## Written exercise A
Based on the Romans 5:1 excerpt, explain what the textual problem in that verse rests on and how the two readings differ in meaning.
## Written exercise B
List every edition or source that the Romans 5:1 excerpt cites in support of the reading εχομεν, including any rating given.

Romans 5:1 in the Tyndale House GNT vs. Nestle-Aland 28
A revival of the subjunctive reading εχωμεν?
This is a revised excerpt from my dissertation’s discussion of Romans 5:1 (hopefully to be published with Brill):
Romans 5:1 is probably the most famous textual problem based on an ω–ο interchange that happens to be morphologically significant:
δικαιωθεντες … ειρηνην εχωμεν προς τον θεον THGNT; RP-Byzmg
“Having been justified … let us have peace with God”
δικαιωθεντες … ειρηνην εχομεν προς τον θεον NA28; RP-Byztxt; {A} rating UBS4/5; {C} rating UBS3
“Having been justified … we have peace with God”

## Information shown
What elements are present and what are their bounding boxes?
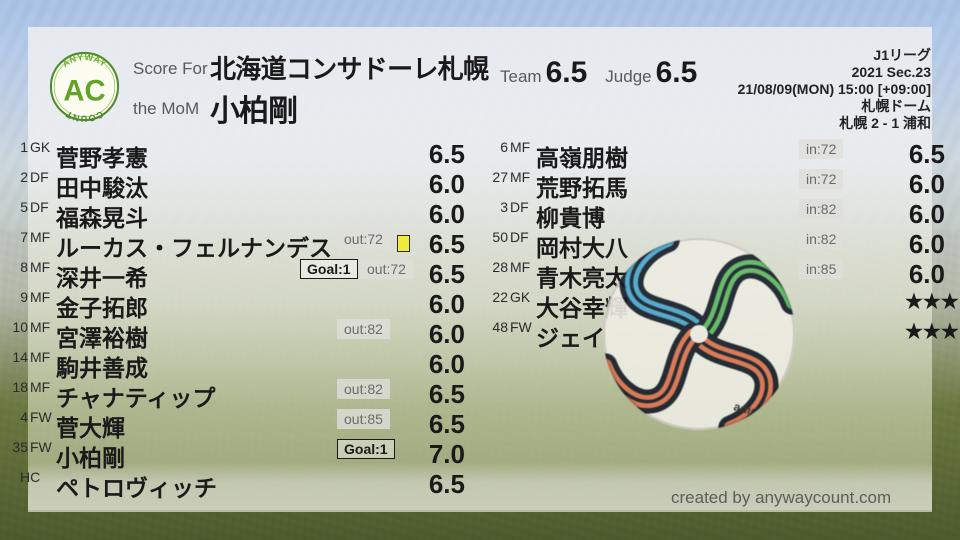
svg-text:AC: AC (63, 75, 105, 107)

## Correct answer A
The problem rests on an interchange of ω and ο that changes the word's form. The reading εχωμεν, printed in THGNT, means "let us have peace with God." The reading εχομεν, printed in NA28, means "we have peace with God."

## Correct answer B
- NA28
- RP-Byztxt
- UBS4/5, with an {A} rating
- UBS3, with a {C} rating